▶ [Source text]
For example in the array:
array([[1, 1, 1, 0, 1, 0],
[1, 0, 1, 1, 1, 0],
[1, 0, 1, 0, 0, 0],
[1, 1, 1, 1, 1, 0],
[1, 0, 1, 0, 1, 1],
[1, 0, 1, 0, 1, 1],
[1, 1, 1, 1, 0, 0],
[1, 1, 1, 0, 1, 0]], dtype=int32)
the output should be array([ 0, 0, 11, 2, 14, 1], dtype=int32). This makes sense because we see column[2] has all ones, so any pair of ones will necessarily have a highest column in common of at least 2, because even though column[0] also has all ones, it's lower, so no pair of ones have it as their highest in common. In all cases I am considering, column[0] will always have all ones.
Here is some example code that works and I believe is something like O(n^2 k)

▶ [Listed records]
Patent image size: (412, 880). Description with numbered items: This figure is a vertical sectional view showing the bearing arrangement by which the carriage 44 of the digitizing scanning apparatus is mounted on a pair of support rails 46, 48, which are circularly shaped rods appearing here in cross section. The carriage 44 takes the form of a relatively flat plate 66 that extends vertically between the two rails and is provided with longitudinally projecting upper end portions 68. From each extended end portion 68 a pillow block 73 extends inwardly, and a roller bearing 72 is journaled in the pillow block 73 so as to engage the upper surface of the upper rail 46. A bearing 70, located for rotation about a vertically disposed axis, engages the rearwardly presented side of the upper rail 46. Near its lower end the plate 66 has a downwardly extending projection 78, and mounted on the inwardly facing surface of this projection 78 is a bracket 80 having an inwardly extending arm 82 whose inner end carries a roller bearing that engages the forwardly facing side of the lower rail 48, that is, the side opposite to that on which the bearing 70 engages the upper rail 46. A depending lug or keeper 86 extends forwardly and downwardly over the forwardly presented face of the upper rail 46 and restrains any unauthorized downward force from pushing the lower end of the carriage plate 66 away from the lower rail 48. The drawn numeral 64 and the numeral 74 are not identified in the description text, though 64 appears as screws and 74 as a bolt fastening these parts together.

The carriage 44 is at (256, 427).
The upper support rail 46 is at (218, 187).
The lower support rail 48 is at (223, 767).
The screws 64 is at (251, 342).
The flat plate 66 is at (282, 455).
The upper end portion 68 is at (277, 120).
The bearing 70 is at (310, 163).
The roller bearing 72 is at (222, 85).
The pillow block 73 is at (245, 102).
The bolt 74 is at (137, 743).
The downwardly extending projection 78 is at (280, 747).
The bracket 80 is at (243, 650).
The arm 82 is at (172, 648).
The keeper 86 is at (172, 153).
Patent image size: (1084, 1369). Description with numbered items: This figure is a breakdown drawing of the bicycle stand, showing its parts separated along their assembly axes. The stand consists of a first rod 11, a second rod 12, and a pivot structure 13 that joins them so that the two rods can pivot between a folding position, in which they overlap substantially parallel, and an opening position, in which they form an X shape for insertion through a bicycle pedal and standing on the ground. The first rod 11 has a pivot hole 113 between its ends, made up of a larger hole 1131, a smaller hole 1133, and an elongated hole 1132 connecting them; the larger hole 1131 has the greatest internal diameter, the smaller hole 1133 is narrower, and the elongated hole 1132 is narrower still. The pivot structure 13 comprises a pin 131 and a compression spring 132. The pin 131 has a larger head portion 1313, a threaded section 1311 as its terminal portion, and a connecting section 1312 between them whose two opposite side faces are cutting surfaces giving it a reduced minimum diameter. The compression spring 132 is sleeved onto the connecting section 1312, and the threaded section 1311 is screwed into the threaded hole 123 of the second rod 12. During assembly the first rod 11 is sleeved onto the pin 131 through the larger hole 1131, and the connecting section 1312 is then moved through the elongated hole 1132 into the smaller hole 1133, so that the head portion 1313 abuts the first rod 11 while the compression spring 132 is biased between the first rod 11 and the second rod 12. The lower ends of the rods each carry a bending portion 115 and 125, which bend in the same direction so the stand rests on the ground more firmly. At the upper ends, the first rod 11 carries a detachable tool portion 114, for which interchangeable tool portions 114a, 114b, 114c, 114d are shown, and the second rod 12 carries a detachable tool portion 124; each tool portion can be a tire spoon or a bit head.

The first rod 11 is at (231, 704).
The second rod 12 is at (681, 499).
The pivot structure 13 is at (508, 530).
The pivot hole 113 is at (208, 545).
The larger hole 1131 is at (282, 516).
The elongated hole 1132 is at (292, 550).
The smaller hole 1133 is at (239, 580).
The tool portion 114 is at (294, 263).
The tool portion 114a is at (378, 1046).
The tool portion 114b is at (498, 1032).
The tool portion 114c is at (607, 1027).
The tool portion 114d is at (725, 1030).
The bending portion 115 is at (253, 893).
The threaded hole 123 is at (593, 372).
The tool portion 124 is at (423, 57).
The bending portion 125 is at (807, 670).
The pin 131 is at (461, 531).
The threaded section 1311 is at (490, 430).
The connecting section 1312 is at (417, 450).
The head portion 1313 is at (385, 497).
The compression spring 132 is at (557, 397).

▶ [Task item]
Please pick up the text above about pairs of rows and their highest shared column of ones, continuing right after its last sentence.

▶ [Exercise answer]
def hcc(i, j, k, bin_mat):
# hcc means highest common columns
# i: index i
# j: index j
# k: number of columns - 1
# bin_mat: binary matrix
for q in range(k, 0, -1):
if (bin_mat[i, q] and bin_mat[j, q]):
return q
return 0
def get_num_pairs_columns(bin_mat):
k = bin_mat.shape[1]-1
num_pairs_hcc = np.zeros(k+1, dtype=np.int32) # number of one-pairs in columns
for i in range(bin_mat.shape[0]):
for j in range(bin_mat.shape[0]):
if(i < j):
num_pairs_hcc[hcc(i, j, k, bin_mat)] += 1
return num_pairs_highest_column
Another way I've though of approaching the problem is through sets. So every column gets its own set, and the index of every row with a one gets added to such a set. So for the example above, this would look like:
set = [{0, 1, 2, 3, 4, 5, 6, 7},
{0, 3, 6, 7},
{0, 1, 2, 3, 4, 5, 6, 7},
{1, 3, 6},
{0, 1, 3, 4, 5, 7},
{4, 5}]
The idea is to find the number of pairs in set[j] that are in no higher set (it can be in a lower set, just not higher). Since, I mentioned before, all cases will have column zero with all ones, every set is a subset of set[0]. So a much worse performing code using this approach looks like this:
def generate_sets(bin_mat):
sets = []
for j in range(bin_mat.shape[1]):
column = set()
for i in range(bin_mat.shape[0]):
if bin_mat[i, j] == 1:
column.add(i)
sets.append(column)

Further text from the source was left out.